-- start of PROVIDED INFORMATION --

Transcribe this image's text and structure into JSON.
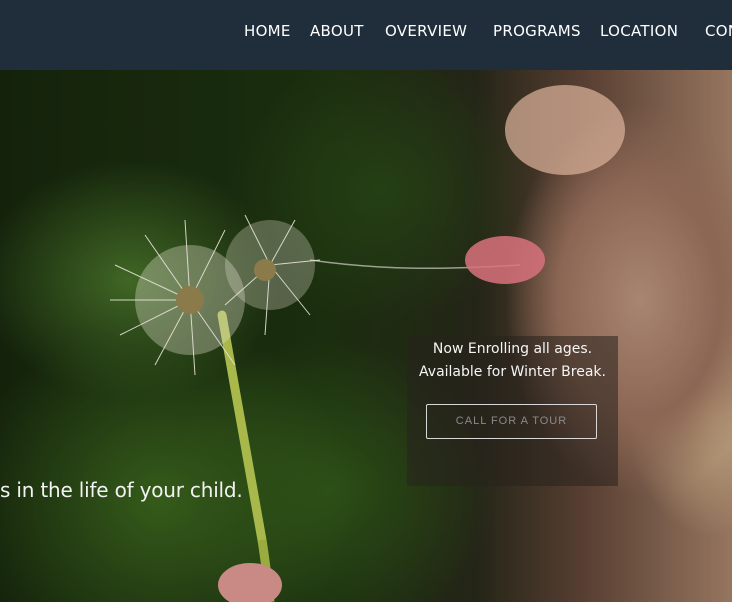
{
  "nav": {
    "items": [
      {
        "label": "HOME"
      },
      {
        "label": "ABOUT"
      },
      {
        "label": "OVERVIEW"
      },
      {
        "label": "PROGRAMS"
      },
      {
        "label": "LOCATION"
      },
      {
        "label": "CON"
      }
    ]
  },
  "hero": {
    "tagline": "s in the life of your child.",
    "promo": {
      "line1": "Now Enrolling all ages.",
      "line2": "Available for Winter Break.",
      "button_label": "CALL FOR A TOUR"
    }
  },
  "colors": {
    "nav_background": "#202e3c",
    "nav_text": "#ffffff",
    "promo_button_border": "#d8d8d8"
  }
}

-- end of PROVIDED INFORMATION --

Return all of the entries word for word, but omit the pictures.

Transcribe this image's text and structure into JSON.
{
  "nav": {
    "items": [
      {
        "label": "HOME"
      },
      {
        "label": "ABOUT"
      },
      {
        "label": "OVERVIEW"
      },
      {
        "label": "PROGRAMS"
      },
      {
        "label": "LOCATION"
      },
      {
        "label": "CON"
      }
    ]
  },
  "hero": {
    "tagline": "s in the life of your child.",
    "promo": {
      "line1": "Now Enrolling all ages.",
      "line2": "Available for Winter Break.",
      "button_label": "CALL FOR A TOUR"
    }
  },
  "colors": {
    "nav_background": "#202e3c",
    "nav_text": "#ffffff",
    "promo_button_border": "#d8d8d8"
  }
}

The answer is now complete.